THE TASK —
Filter the lines below, copying only those with the string "КАФЕДРА".

==== INFORMATION GIVEN

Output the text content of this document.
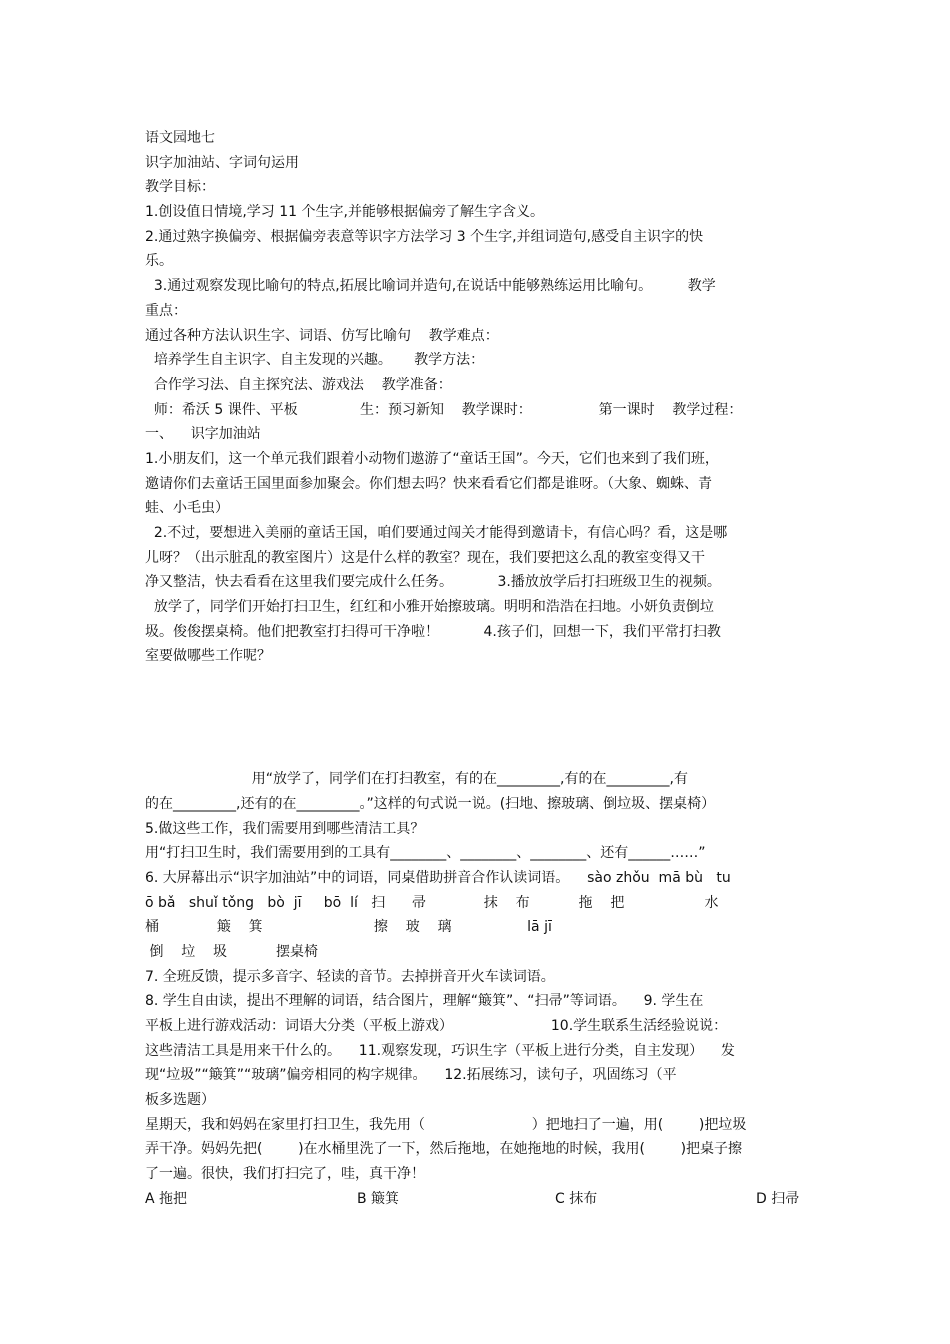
语文园地七
识字加油站、字词句运用
教学目标：
1.创设值日情境,学习 11 个生字,并能够根据偏旁了解生字含义。
2.通过熟字换偏旁、根据偏旁表意等识字方法学习 3 个生字,并组词造句,感受自主识字的快
乐。
3.通过观察发现比喻句的特点,拓展比喻词并造句,在说话中能够熟练运用比喻句。        教学
重点：
通过各种方法认识生字、词语、仿写比喻句    教学难点：
培养学生自主识字、自主发现的兴趣。     教学方法：
合作学习法、自主探究法、游戏法    教学准备：
师：希沃 5 课件、平板              生：预习新知    教学课时：               第一课时    教学过程：
一、    识字加油站
1.小朋友们，这一个单元我们跟着小动物们遨游了“童话王国”。今天，它们也来到了我们班，
邀请你们去童话王国里面参加聚会。你们想去吗？快来看看它们都是谁呀。（大象、蜘蛛、青
蛙、小毛虫）
2.不过，要想进入美丽的童话王国，咱们要通过闯关才能得到邀请卡，有信心吗？看，这是哪
儿呀？（出示脏乱的教室图片）这是什么样的教室？现在，我们要把这么乱的教室变得又干
净又整洁，快去看看在这里我们要完成什么任务。          3.播放放学后打扫班级卫生的视频。
放学了，同学们开始打扫卫生，红红和小雅开始擦玻璃。明明和浩浩在扫地。小妍负责倒垃
圾。俊俊摆桌椅。他们把教室打扫得可干净啦！          4.孩子们，回想一下，我们平常打扫教
室要做哪些工作呢？
用“放学了，同学们在打扫教室，有的在_________,有的在_________,有
的在_________,还有的在_________。”这样的句式说一说。(扫地、擦玻璃、倒垃圾、摆桌椅）
5.做这些工作，我们需要用到哪些清洁工具？
用“打扫卫生时，我们需要用到的工具有________、________、________、还有______……”
6. 大屏幕出示“识字加油站”中的词语，同桌借助拼音合作认读词语。    sào zhǒu  mā bù   tu
ō bǎ   shuǐ tǒng   bò  jī     bō  lí   扫      帚             抹    布           拖    把                  水
桶             簸    箕                         擦    玻    璃                 lā jī
倒    垃    圾           摆桌椅
7. 全班反馈，提示多音字、轻读的音节。去掉拼音开火车读词语。
8. 学生自由读，提出不理解的词语，结合图片，理解“簸箕”、“扫帚”等词语。    9. 学生在
平板上进行游戏活动：词语大分类（平板上游戏）                      10.学生联系生活经验说说：
这些清洁工具是用来干什么的。    11.观察发现，巧识生字（平板上进行分类，自主发现）    发
现“垃圾”“簸箕”“玻璃”偏旁相同的构字规律。    12.拓展练习，读句子，巩固练习（平
板多选题）
星期天，我和妈妈在家里打扫卫生，我先用（                        ）把地扫了一遍，用(        )把垃圾
弄干净。妈妈先把(        )在水桶里洗了一下，然后拖地，在她拖地的时候，我用(        )把桌子擦
了一遍。很快，我们打扫完了，哇，真干净！
A 拖把	B 簸箕	C 抹布	D 扫帚
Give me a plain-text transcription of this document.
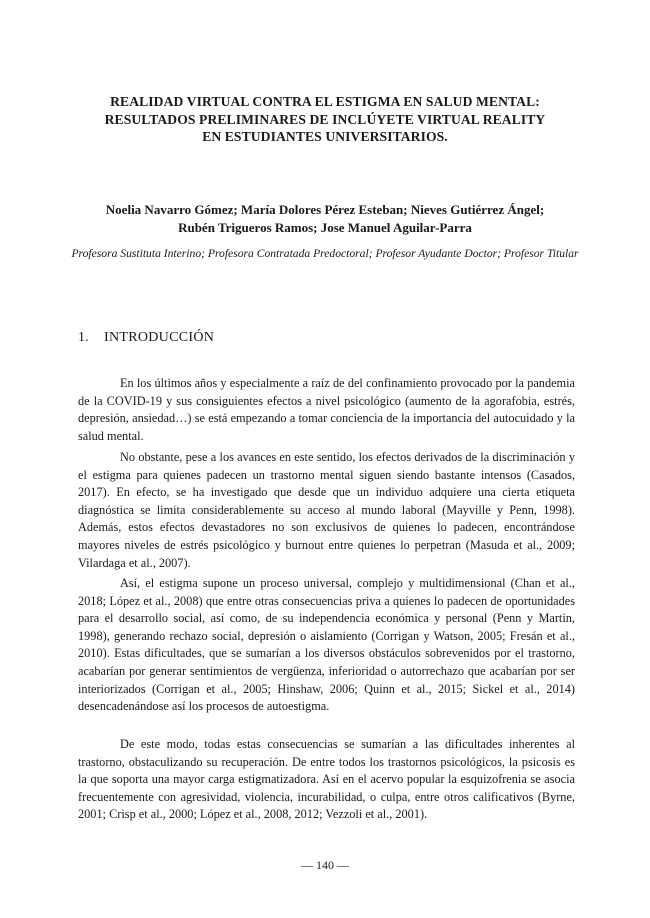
REALIDAD VIRTUAL CONTRA EL ESTIGMA EN SALUD MENTAL:
RESULTADOS PRELIMINARES DE INCLÚYETE VIRTUAL REALITY
EN ESTUDIANTES UNIVERSITARIOS.
Noelia Navarro Gómez; María Dolores Pérez Esteban; Nieves Gutiérrez Ángel;
Rubén Trigueros Ramos; Jose Manuel Aguilar-Parra
Profesora Sustituta Interino; Profesora Contratada Predoctoral; Profesor Ayudante Doctor; Profesor Titular
1. INTRODUCCIÓN

En los últimos años y especialmente a raíz de del confinamiento provocado por la pandemia de la COVID-19 y sus consiguientes efectos a nivel psicológico (aumento de la agorafobia, estrés, depresión, ansiedad…) se está empezando a tomar conciencia de la importancia del autocuidado y la salud mental.

No obstante, pese a los avances en este sentido, los efectos derivados de la discriminación y el estigma para quienes padecen un trastorno mental siguen siendo bastante intensos (Casados, 2017). En efecto, se ha investigado que desde que un individuo adquiere una cierta etiqueta diagnóstica se limita considerablemente su acceso al mundo laboral (Mayville y Penn, 1998). Además, estos efectos devastadores no son exclusivos de quienes lo padecen, encontrándose mayores niveles de estrés psicológico y burnout entre quienes lo perpetran (Masuda et al., 2009; Vilardaga et al., 2007).

Así, el estigma supone un proceso universal, complejo y multidimensional (Chan et al., 2018; López et al., 2008) que entre otras consecuencias priva a quienes lo padecen de oportunidades para el desarrollo social, así como, de su independencia económica y personal (Penn y Martin, 1998), generando rechazo social, depresión o aislamiento (Corrigan y Watson, 2005; Fresán et al., 2010). Estas dificultades, que se sumarían a los diversos obstáculos sobrevenidos por el trastorno, acabarían por generar sentimientos de vergüenza, inferioridad o autorrechazo que acabarían por ser interiorizados (Corrigan et al., 2005; Hinshaw, 2006; Quinn et al., 2015; Sickel et al., 2014) desencadenándose así los procesos de autoestigma.

De este modo, todas estas consecuencias se sumarían a las dificultades inherentes al trastorno, obstaculizando su recuperación. De entre todos los trastornos psicológicos, la psicosis es la que soporta una mayor carga estigmatizadora. Así en el acervo popular la esquizofrenia se asocia frecuentemente con agresividad, violencia, incurabilidad, o culpa, entre otros calificativos (Byrne, 2001; Crisp et al., 2000; López et al., 2008, 2012; Vezzoli et al., 2001).

— 140 —
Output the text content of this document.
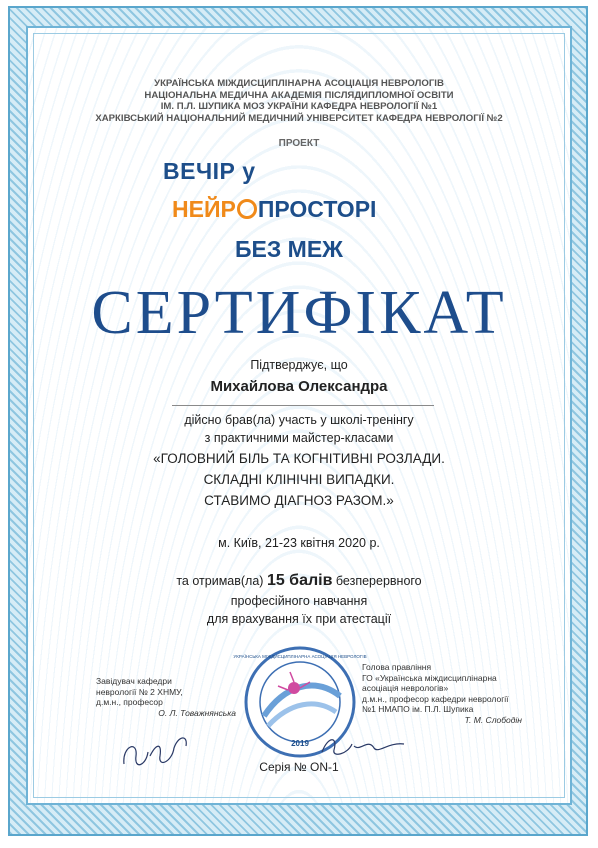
УКРАЇНСЬКА МІЖДИСЦИПЛІНАРНА АСОЦІАЦІЯ НЕВРОЛОГІВ
НАЦІОНАЛЬНА МЕДИЧНА АКАДЕМІЯ ПІСЛЯДИПЛОМНОЇ ОСВІТИ
ІМ. П.Л. ШУПИКА МОЗ УКРАЇНИ КАФЕДРА НЕВРОЛОГІЇ №1
ХАРКІВСЬКИЙ НАЦІОНАЛЬНИЙ МЕДИЧНИЙ УНІВЕРСИТЕТ КАФЕДРА НЕВРОЛОГІЇ №2
ПРОЕКТ
ВЕЧІР у
НЕЙР ПРОСТОРІ
БЕЗ МЕЖ
СЕРТИФІКАТ
Підтверджує, що
Михайлова Олександра
дійсно брав(ла) участь у школі-тренінгу
з практичними майстер-класами
«ГОЛОВНИЙ БІЛЬ ТА КОГНІТИВНІ РОЗЛАДИ.
СКЛАДНІ КЛІНІЧНІ ВИПАДКИ.
СТАВИМО ДІАГНОЗ РАЗОМ.»
м. Київ, 21-23 квітня 2020 р.
та отримав(ла) 15 балів безперервного
професійного навчання
для врахування їх при атестації
Завідувач кафедри
неврології № 2 ХНМУ,
д.м.н., професор
О. Л. Товажнянська
2019
УКРАЇНСЬКА МІЖДИСЦИПЛІНАРНА АСОЦІАЦІЯ НЕВРОЛОГІВ
Голова правління
ГО «Українська міждисциплінарна
асоціація неврологів»
д.м.н., професор кафедри неврології
№1 НМАПО ім. П.Л. Шупика
Т. М. Слободін
Серія № ON-1
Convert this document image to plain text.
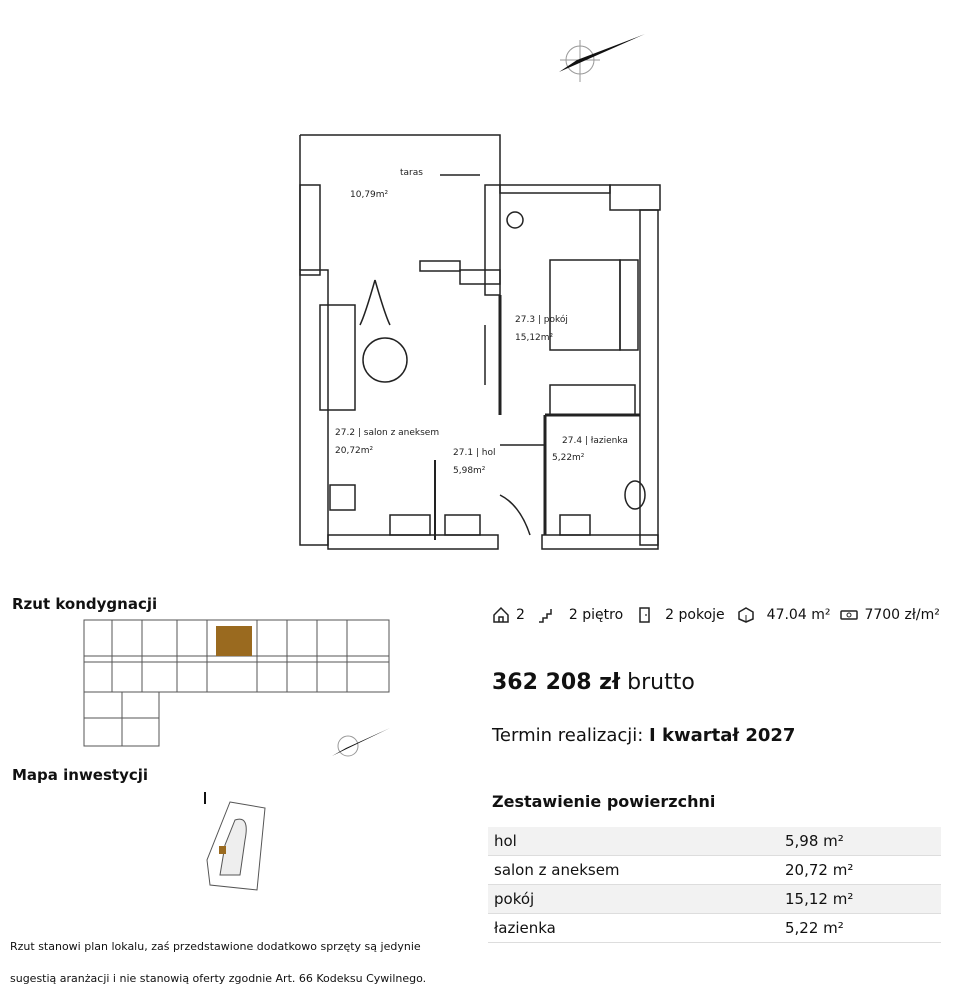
taras
10,79m²
27.3 | pokój
15,12m²
27.2 | salon z aneksem
20,72m²	27.1 | hol
5,98m²
27.4 | łazienka
5,22m²
Rzut kondygnacji
Mapa inwestycji
Rzut stanowi plan lokalu, zaś przedstawione dodatkowo sprzęty są jedynie
sugestią aranżacji i nie stanowią oferty zgodnie Art. 66 Kodeksu Cywilnego.
2	2 piętro	2 pokoje	47.04 m² 7700 zł/m²
362 208 zł brutto
Termin realizacji: I kwartał 2027
Zestawienie powierzchni
hol	5,98 m²
salon z aneksem	20,72 m²
pokój	15,12 m²
łazienka	5,22 m²
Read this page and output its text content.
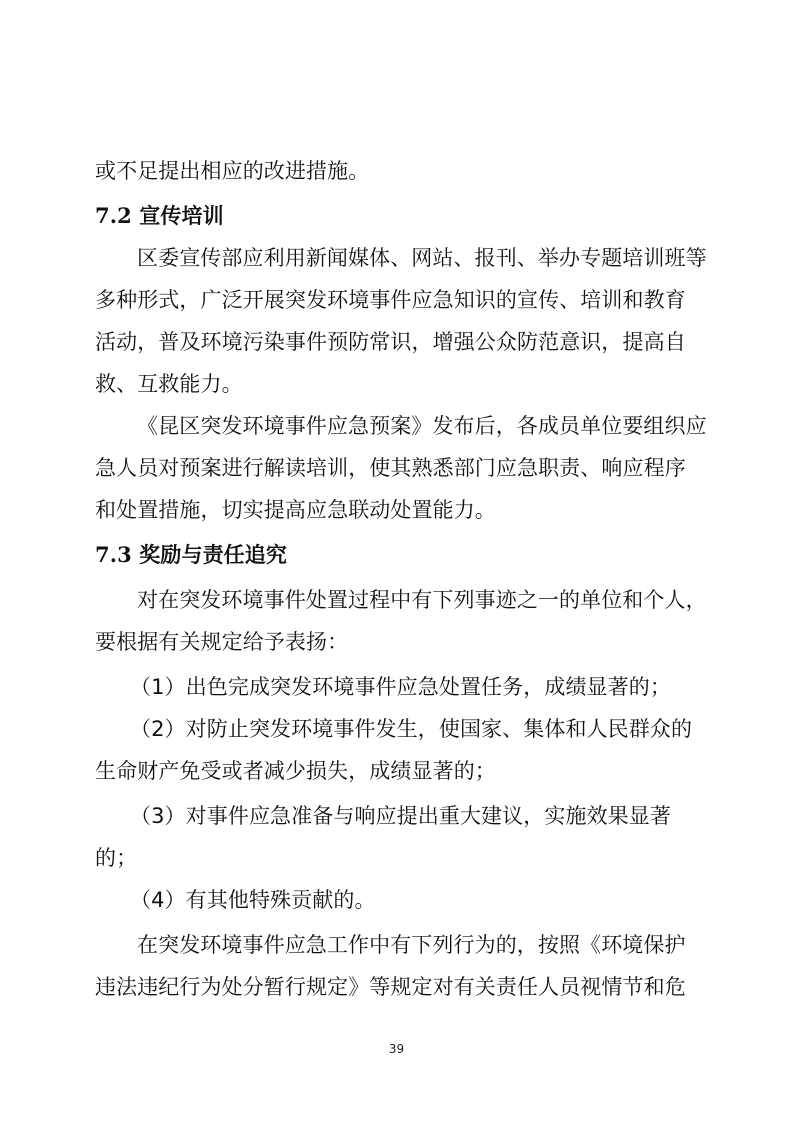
或不足提出相应的改进措施。
7.2 宣传培训
区委宣传部应利用新闻媒体、网站、报刊、举办专题培训班等
多种形式，广泛开展突发环境事件应急知识的宣传、培训和教育
活动，普及环境污染事件预防常识，增强公众防范意识，提高自
救、互救能力。
《昆区突发环境事件应急预案》发布后，各成员单位要组织应
急人员对预案进行解读培训，使其熟悉部门应急职责、响应程序
和处置措施，切实提高应急联动处置能力。
7.3 奖励与责任追究
对在突发环境事件处置过程中有下列事迹之一的单位和个人，
要根据有关规定给予表扬：
（1）出色完成突发环境事件应急处置任务，成绩显著的；
（2）对防止突发环境事件发生，使国家、集体和人民群众的
生命财产免受或者减少损失，成绩显著的；
（3）对事件应急准备与响应提出重大建议，实施效果显著
的；
（4）有其他特殊贡献的。
在突发环境事件应急工作中有下列行为的，按照《环境保护
违法违纪行为处分暂行规定》等规定对有关责任人员视情节和危
39
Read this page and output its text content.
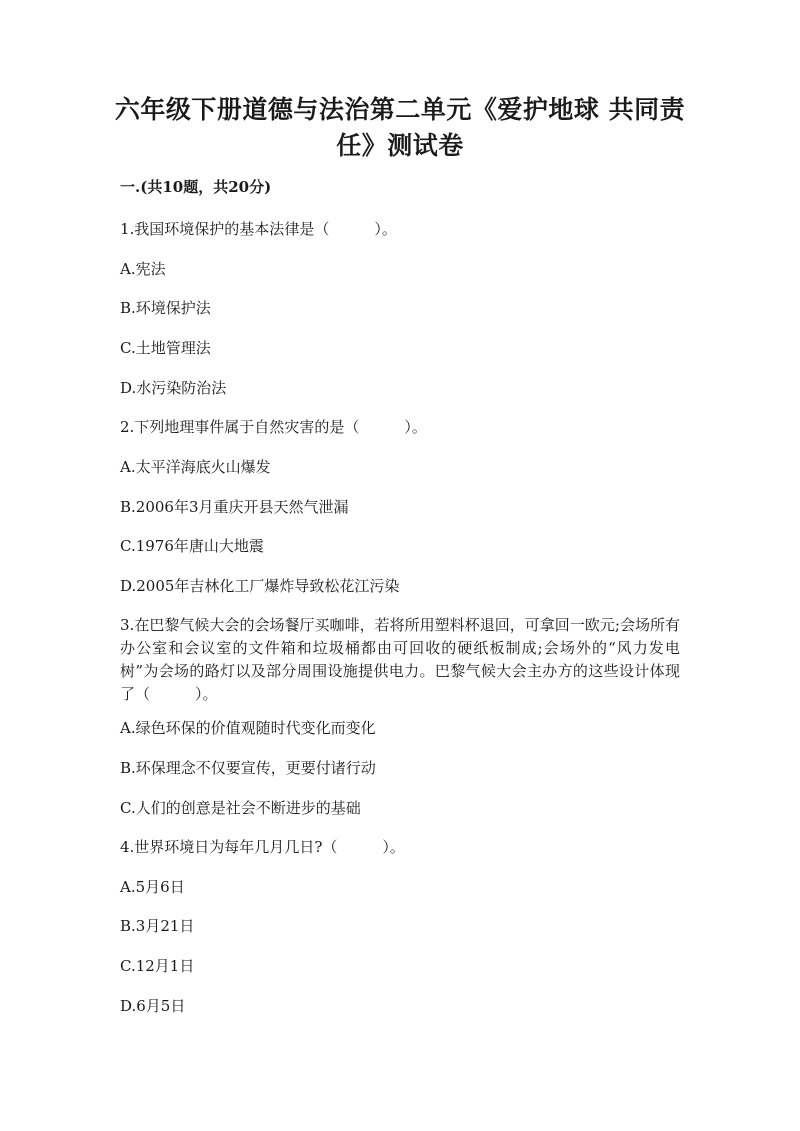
六年级下册道德与法治第二单元《爱护地球 共同责任》测试卷
一.(共10题，共20分)
1.我国环境保护的基本法律是（　　　）。
A.宪法
B.环境保护法
C.土地管理法
D.水污染防治法
2.下列地理事件属于自然灾害的是（　　　）。
A.太平洋海底火山爆发
B.2006年3月重庆开县天然气泄漏
C.1976年唐山大地震
D.2005年吉林化工厂爆炸导致松花江污染
3.在巴黎气候大会的会场餐厅买咖啡，若将所用塑料杯退回，可拿回一欧元;会场所有办公室和会议室的文件箱和垃圾桶都由可回收的硬纸板制成;会场外的“风力发电树”为会场的路灯以及部分周围设施提供电力。巴黎气候大会主办方的这些设计体现了（　　　）。
A.绿色环保的价值观随时代变化而变化
B.环保理念不仅要宣传，更要付诸行动
C.人们的创意是社会不断进步的基础
4.世界环境日为每年几月几日?（　　　）。
A.5月6日
B.3月21日
C.12月1日
D.6月5日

========

EXPECTED OUTPUT —
ІМ. П.Л. ШУПИКА МОЗ УКРАЇНИ КАФЕДРА НЕВРОЛОГІЇ №1
ХАРКІВСЬКИЙ НАЦІОНАЛЬНИЙ МЕДИЧНИЙ УНІВЕРСИТЕТ КАФЕДРА НЕВРОЛОГІЇ №2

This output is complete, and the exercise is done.